Records follow. Copy every line with "boar".

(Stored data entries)
-- -- --
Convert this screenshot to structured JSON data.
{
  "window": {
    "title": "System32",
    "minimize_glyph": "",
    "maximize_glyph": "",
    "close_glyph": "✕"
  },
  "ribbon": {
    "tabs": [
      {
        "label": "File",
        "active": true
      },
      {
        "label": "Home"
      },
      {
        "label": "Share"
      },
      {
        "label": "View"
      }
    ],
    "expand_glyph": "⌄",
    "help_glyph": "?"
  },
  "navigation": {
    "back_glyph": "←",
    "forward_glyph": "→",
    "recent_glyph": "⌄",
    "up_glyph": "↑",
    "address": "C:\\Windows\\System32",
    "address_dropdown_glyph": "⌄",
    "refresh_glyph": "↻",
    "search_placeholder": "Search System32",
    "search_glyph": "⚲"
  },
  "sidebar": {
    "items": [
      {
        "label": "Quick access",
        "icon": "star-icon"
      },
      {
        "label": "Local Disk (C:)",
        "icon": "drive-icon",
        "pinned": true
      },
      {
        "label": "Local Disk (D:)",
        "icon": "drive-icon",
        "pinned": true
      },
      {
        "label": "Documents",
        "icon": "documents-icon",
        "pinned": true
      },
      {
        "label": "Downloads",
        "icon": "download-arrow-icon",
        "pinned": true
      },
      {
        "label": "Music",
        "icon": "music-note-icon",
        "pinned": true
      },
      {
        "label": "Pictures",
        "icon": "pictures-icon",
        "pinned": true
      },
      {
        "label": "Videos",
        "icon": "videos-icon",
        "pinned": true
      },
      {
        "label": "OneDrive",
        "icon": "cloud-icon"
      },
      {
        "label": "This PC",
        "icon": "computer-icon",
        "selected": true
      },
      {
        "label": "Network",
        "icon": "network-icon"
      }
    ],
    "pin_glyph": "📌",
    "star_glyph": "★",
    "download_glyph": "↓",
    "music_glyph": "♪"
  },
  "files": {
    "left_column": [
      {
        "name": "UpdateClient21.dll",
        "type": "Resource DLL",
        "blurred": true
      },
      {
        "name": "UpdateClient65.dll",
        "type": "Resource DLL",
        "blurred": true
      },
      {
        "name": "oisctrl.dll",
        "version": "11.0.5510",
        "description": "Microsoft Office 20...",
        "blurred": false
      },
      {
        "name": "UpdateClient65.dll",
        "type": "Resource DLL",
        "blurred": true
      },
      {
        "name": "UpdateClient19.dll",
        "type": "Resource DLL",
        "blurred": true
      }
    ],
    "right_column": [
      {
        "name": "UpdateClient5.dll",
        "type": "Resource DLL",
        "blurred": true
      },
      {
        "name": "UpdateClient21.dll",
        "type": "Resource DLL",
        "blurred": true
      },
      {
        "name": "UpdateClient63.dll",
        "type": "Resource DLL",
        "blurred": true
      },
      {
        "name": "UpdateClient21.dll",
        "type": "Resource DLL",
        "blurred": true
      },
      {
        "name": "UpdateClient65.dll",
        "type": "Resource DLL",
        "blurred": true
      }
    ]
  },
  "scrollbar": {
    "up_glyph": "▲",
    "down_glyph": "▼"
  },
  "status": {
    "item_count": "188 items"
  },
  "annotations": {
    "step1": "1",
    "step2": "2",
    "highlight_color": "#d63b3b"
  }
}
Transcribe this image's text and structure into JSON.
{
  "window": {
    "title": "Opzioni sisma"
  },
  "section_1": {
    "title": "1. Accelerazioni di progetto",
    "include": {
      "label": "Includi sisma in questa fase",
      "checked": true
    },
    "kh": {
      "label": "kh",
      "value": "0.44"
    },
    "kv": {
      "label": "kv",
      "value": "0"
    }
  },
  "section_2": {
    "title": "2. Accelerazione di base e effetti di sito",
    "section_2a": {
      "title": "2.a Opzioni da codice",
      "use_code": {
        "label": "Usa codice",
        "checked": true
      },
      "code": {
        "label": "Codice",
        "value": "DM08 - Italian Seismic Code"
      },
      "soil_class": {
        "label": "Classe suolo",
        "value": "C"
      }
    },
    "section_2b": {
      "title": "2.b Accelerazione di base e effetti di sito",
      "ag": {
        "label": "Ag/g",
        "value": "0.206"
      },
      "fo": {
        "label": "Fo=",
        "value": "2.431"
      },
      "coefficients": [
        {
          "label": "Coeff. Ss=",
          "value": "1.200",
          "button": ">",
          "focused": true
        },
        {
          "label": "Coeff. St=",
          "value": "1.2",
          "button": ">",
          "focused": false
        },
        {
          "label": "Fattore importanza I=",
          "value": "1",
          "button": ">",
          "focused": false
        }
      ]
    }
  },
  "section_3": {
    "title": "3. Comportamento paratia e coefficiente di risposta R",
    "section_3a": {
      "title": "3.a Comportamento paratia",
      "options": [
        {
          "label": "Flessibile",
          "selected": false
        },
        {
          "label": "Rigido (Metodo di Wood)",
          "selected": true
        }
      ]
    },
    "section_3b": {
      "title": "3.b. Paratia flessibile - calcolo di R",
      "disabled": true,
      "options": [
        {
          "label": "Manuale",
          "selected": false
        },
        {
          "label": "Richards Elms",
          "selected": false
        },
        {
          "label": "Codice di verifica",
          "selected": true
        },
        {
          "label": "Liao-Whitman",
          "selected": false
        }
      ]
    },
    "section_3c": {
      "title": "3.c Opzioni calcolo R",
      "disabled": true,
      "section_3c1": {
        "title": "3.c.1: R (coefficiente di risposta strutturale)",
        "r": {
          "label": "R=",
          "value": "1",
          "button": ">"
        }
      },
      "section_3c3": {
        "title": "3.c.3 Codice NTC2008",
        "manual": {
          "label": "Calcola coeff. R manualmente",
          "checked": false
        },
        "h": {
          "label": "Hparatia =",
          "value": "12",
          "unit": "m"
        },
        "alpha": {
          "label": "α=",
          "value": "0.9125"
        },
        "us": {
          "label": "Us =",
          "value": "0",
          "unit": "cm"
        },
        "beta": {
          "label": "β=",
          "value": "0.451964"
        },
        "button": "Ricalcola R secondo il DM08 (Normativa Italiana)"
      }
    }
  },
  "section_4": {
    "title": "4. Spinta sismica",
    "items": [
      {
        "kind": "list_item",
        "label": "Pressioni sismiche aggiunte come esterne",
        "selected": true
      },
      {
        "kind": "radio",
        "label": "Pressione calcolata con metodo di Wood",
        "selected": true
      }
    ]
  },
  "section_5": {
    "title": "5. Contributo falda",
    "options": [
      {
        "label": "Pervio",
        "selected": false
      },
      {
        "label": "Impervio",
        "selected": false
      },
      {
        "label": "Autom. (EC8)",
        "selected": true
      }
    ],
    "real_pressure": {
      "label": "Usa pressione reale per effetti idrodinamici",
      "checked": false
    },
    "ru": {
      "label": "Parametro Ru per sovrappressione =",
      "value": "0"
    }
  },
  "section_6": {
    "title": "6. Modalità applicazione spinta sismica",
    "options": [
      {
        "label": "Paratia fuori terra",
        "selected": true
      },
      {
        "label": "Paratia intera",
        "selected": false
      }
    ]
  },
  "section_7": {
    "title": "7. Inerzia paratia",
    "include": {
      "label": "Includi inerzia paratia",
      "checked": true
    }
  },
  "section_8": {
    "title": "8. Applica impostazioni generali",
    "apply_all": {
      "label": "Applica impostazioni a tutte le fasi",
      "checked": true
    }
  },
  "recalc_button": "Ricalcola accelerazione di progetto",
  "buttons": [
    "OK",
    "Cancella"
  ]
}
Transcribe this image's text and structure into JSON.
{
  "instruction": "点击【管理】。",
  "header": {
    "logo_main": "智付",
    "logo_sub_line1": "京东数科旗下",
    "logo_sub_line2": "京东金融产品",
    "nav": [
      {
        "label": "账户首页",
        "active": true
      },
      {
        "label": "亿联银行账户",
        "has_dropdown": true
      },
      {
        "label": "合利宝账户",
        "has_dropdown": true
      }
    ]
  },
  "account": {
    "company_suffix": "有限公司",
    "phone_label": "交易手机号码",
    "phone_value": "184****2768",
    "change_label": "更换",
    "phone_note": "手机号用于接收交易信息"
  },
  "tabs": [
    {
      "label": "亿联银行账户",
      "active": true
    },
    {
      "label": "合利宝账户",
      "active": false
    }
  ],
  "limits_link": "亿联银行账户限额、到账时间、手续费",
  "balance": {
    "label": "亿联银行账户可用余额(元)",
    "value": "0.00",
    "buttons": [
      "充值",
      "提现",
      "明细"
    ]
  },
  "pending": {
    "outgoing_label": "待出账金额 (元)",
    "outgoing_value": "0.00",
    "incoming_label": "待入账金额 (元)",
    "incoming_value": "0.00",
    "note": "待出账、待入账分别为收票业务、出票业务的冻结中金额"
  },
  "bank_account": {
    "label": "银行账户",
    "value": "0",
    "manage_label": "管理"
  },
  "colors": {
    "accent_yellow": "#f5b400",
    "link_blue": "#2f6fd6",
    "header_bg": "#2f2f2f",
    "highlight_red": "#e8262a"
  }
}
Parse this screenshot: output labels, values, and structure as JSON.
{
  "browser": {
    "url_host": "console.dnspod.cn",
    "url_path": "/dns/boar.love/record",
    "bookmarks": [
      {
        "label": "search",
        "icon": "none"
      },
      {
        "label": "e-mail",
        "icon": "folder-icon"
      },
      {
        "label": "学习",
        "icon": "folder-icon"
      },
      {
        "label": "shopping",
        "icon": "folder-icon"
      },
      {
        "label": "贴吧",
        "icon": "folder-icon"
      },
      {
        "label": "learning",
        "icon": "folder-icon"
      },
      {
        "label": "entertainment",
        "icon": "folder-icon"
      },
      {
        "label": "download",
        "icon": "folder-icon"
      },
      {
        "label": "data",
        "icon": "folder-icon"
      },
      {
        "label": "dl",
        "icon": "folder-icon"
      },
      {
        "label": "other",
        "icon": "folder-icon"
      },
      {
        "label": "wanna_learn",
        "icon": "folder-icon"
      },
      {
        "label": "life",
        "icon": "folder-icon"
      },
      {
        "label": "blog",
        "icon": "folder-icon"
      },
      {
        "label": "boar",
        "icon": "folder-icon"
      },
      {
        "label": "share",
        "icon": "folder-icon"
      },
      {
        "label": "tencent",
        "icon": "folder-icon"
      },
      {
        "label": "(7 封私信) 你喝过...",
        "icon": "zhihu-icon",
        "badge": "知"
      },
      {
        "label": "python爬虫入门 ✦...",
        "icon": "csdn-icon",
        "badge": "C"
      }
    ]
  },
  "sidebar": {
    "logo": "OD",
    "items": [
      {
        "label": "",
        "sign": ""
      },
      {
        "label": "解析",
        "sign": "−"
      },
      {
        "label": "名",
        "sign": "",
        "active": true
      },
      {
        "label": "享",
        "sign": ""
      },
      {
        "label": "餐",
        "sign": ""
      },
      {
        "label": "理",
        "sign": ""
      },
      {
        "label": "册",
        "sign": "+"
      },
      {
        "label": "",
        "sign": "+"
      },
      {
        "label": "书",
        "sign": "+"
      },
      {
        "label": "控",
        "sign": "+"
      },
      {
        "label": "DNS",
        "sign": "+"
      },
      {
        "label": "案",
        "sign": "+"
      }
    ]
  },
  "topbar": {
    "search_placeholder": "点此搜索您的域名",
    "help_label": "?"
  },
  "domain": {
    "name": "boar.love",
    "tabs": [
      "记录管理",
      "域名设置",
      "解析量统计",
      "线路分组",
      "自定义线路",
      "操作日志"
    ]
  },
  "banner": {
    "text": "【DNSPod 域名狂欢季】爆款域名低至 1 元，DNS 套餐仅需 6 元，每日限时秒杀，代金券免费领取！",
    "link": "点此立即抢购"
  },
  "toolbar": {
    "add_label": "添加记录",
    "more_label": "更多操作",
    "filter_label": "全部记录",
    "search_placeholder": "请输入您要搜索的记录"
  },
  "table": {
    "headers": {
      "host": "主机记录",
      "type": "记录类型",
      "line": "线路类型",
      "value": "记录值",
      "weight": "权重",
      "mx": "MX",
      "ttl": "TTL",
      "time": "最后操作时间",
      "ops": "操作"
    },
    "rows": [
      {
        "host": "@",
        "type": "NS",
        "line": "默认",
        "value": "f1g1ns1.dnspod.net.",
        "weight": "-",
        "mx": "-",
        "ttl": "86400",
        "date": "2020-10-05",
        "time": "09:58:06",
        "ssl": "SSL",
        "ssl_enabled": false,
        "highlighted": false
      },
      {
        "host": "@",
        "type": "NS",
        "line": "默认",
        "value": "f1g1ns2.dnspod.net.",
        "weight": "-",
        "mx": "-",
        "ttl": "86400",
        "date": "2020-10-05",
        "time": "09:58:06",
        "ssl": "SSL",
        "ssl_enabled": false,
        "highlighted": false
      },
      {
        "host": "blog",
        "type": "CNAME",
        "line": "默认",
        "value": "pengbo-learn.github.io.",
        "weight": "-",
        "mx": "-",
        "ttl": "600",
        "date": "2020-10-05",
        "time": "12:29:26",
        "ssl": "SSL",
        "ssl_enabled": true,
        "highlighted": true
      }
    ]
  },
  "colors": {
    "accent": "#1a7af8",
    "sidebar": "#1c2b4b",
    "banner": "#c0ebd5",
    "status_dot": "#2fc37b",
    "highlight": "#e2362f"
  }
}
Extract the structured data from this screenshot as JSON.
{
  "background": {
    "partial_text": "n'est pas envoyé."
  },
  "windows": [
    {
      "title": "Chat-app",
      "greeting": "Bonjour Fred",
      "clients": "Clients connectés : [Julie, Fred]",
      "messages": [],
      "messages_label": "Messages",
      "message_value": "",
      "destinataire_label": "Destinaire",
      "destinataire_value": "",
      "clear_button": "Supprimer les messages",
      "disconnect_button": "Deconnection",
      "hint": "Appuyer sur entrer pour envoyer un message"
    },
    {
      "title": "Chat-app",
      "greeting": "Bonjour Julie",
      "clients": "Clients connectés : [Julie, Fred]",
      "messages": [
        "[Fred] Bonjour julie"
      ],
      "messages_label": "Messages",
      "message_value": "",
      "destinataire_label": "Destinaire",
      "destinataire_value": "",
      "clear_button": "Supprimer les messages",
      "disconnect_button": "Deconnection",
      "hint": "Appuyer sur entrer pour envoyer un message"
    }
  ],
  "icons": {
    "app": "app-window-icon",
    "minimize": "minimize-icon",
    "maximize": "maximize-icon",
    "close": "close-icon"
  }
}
-- -- --
- Answer to this problem
    "url_path": "/dns/boar.love/record",
        "label": "boar",
    "name": "boar.love",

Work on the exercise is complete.